> _CHALLENGE_: Copy down every line where the string "content" shows up.

> _Entries taken from a collection_:
↓↓↓

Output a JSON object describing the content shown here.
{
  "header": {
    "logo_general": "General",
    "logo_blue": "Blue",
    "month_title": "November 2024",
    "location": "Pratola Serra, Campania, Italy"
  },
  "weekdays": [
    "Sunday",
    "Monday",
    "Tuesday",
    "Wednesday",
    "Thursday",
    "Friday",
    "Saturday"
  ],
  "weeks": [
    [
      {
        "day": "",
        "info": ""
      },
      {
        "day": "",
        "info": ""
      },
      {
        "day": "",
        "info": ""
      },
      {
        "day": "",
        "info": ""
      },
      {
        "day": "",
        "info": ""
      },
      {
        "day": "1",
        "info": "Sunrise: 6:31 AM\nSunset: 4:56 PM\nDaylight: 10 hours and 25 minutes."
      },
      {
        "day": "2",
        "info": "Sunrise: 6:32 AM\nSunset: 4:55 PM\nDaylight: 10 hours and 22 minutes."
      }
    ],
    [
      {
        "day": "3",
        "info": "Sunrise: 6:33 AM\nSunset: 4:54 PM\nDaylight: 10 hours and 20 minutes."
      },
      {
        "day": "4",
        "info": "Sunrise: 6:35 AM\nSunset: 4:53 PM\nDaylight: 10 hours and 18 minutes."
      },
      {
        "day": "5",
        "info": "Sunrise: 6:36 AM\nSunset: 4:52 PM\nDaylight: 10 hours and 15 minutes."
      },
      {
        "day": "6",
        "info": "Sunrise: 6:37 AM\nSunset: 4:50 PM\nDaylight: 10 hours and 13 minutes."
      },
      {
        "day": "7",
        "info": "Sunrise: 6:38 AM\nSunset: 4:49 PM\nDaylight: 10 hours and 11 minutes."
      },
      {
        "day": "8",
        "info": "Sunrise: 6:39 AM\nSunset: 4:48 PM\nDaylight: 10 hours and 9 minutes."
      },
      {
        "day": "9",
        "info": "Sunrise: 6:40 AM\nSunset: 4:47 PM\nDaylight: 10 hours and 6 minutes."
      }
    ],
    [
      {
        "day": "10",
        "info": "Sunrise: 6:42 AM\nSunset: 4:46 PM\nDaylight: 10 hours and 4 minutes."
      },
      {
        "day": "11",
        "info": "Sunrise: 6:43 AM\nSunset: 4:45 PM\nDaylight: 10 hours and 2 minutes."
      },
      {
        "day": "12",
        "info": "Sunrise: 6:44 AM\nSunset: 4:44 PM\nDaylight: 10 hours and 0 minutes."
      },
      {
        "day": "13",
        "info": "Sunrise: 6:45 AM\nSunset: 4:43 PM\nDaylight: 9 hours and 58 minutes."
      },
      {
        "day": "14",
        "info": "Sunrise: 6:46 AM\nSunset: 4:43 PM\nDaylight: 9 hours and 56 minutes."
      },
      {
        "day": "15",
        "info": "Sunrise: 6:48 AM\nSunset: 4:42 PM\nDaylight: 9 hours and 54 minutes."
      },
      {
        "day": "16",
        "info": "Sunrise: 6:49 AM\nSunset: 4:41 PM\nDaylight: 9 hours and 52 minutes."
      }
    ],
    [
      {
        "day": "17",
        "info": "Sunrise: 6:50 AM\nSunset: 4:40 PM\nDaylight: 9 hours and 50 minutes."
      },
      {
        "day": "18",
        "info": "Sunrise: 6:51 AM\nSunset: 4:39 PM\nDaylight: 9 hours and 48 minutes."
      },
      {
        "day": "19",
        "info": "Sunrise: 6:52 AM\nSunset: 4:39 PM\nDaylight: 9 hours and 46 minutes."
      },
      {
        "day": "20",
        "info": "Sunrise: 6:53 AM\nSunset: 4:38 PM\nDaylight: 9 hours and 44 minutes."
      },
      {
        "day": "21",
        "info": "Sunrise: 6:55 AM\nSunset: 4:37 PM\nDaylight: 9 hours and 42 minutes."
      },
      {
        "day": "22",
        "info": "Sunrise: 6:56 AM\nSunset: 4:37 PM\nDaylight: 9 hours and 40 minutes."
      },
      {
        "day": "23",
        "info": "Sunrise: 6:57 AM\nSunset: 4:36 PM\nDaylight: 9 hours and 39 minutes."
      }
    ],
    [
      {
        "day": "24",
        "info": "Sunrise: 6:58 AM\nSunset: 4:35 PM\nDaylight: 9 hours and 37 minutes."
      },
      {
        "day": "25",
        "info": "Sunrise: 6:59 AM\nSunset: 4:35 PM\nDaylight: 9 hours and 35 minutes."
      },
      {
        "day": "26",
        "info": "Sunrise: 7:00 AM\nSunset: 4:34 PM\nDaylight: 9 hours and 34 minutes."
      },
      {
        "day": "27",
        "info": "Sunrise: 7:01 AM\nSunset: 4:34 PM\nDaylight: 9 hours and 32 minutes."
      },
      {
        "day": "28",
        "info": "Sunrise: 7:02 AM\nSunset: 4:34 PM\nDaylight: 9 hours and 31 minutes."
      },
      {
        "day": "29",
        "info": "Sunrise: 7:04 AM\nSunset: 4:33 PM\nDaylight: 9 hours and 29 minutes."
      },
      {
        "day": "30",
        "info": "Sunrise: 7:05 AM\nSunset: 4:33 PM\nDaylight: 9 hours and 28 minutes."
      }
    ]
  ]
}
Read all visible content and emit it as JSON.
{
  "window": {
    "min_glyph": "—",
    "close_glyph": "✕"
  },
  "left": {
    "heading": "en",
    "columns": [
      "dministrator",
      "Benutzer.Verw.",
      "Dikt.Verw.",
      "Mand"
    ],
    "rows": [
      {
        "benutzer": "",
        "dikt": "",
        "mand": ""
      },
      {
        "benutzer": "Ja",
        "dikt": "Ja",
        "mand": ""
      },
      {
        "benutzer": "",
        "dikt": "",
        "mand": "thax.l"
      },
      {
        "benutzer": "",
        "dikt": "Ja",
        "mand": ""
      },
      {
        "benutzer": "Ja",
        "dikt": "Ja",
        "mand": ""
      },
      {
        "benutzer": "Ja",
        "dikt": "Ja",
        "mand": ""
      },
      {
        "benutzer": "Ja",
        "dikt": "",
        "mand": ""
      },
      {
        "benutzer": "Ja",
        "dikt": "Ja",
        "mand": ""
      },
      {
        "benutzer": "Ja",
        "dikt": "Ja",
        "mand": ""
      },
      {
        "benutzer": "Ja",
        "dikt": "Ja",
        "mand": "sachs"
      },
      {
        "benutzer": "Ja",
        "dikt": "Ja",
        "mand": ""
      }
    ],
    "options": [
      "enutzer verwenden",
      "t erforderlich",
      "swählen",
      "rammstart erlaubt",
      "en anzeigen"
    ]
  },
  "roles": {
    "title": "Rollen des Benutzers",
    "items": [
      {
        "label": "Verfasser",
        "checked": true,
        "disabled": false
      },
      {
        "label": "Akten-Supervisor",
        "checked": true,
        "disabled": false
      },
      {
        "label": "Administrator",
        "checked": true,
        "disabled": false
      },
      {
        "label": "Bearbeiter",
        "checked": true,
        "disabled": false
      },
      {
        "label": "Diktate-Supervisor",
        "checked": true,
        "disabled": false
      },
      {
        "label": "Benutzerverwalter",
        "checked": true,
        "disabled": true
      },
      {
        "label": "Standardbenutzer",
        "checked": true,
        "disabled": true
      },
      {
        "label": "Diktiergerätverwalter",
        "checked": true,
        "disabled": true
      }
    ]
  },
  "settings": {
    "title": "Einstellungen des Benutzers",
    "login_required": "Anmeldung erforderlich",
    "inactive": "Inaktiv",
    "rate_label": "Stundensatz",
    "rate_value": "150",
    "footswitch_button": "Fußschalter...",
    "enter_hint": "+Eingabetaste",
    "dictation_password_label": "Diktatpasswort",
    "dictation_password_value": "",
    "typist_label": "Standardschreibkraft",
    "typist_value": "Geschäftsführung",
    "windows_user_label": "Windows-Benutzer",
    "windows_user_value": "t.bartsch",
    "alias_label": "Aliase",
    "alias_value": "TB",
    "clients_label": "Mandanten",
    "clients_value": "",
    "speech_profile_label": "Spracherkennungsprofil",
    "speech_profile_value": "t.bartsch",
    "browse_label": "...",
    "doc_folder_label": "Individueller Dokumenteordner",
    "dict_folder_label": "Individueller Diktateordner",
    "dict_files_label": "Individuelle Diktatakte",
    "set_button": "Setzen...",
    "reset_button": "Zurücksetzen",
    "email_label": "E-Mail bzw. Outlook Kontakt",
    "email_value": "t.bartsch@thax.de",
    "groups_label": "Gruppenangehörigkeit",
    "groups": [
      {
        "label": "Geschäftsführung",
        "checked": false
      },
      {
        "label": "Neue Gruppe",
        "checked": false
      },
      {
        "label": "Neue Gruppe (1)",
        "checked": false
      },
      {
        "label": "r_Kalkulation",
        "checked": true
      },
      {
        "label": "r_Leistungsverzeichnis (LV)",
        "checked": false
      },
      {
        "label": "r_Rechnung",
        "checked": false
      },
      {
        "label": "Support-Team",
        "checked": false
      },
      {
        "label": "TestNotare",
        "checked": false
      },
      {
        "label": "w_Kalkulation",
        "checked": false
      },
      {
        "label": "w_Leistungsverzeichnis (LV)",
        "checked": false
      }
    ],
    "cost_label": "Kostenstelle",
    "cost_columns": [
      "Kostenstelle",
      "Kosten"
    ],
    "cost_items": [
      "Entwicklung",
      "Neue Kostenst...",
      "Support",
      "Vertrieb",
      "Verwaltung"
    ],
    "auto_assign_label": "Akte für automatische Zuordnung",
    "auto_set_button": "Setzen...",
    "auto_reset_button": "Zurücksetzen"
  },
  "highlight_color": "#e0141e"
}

↑↑↑

> _COMPLETE OUTPUT_:
Output a JSON object describing the content shown here.
Read all visible content and emit it as JSON.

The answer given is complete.